Stored data entries:
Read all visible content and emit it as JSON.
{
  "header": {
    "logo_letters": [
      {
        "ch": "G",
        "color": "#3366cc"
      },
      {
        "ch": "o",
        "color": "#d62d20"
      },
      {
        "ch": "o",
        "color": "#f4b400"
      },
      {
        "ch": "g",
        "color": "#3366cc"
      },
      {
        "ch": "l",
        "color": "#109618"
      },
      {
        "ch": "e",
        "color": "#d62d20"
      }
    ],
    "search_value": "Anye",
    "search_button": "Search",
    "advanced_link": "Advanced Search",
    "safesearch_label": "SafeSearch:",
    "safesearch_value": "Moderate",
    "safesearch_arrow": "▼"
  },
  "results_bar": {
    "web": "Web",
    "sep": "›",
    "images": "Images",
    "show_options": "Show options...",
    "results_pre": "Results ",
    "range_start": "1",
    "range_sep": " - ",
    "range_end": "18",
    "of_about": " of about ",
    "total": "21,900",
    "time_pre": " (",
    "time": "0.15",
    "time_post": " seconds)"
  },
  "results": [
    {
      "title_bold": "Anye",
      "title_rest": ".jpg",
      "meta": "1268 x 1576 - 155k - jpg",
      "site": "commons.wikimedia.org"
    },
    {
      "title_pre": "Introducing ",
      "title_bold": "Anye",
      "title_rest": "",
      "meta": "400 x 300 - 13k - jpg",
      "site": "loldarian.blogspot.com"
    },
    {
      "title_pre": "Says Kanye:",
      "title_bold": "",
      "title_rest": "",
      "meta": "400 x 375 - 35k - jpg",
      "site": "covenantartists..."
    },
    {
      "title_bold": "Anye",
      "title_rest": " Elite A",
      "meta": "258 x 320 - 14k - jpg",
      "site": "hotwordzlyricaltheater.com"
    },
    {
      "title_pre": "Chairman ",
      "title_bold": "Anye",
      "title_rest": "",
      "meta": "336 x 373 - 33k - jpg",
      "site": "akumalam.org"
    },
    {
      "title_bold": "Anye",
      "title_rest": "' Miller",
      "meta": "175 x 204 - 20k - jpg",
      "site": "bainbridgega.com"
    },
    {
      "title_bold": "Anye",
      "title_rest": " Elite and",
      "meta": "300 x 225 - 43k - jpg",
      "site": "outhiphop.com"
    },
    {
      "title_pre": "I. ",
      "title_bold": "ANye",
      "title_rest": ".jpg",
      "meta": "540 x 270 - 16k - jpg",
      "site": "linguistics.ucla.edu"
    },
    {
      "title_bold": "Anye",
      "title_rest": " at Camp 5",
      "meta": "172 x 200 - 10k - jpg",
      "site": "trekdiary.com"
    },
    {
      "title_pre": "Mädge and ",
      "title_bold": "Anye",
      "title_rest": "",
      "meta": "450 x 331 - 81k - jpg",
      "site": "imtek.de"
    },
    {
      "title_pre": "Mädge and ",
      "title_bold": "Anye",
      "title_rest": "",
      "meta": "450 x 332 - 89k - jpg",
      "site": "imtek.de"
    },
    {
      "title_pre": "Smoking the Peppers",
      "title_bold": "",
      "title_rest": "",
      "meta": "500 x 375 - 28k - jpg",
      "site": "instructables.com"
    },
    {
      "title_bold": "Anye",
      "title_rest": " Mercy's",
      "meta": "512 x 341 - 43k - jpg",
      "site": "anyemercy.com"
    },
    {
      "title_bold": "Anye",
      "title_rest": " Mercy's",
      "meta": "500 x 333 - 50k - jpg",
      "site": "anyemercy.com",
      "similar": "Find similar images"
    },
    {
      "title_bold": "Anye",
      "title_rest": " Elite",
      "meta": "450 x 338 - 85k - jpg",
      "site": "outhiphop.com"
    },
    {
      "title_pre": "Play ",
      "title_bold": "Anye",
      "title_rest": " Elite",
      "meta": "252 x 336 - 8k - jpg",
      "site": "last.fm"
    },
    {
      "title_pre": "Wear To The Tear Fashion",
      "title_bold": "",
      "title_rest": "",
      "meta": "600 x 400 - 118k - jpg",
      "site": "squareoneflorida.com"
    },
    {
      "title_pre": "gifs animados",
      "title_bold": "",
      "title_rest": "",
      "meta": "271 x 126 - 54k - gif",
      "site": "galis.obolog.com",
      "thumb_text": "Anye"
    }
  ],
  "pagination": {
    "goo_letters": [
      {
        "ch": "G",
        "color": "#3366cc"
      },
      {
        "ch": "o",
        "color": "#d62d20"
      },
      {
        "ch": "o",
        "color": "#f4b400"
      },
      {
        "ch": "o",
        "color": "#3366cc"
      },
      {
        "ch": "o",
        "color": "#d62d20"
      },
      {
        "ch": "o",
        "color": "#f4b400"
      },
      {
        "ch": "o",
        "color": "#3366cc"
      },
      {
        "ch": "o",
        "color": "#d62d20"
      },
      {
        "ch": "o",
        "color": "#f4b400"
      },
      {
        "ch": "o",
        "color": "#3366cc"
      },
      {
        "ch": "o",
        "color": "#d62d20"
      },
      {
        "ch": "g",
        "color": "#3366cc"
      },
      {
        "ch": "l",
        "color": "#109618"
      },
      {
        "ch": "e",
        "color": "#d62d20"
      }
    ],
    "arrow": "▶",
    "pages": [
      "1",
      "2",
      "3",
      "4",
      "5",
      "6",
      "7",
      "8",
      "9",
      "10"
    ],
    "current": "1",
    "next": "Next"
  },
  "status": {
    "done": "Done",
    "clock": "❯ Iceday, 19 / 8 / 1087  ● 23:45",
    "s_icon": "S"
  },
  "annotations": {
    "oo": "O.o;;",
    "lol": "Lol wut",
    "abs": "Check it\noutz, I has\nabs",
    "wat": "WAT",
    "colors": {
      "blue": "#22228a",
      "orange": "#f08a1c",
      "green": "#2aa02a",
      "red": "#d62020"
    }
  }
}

**What to do:** Which lines above contain "Elite"? Show each of them.

**Solution for this task:**
      "title_rest": " Elite A",
      "title_rest": " Elite and",
      "title_rest": " Elite",
      "title_rest": " Elite",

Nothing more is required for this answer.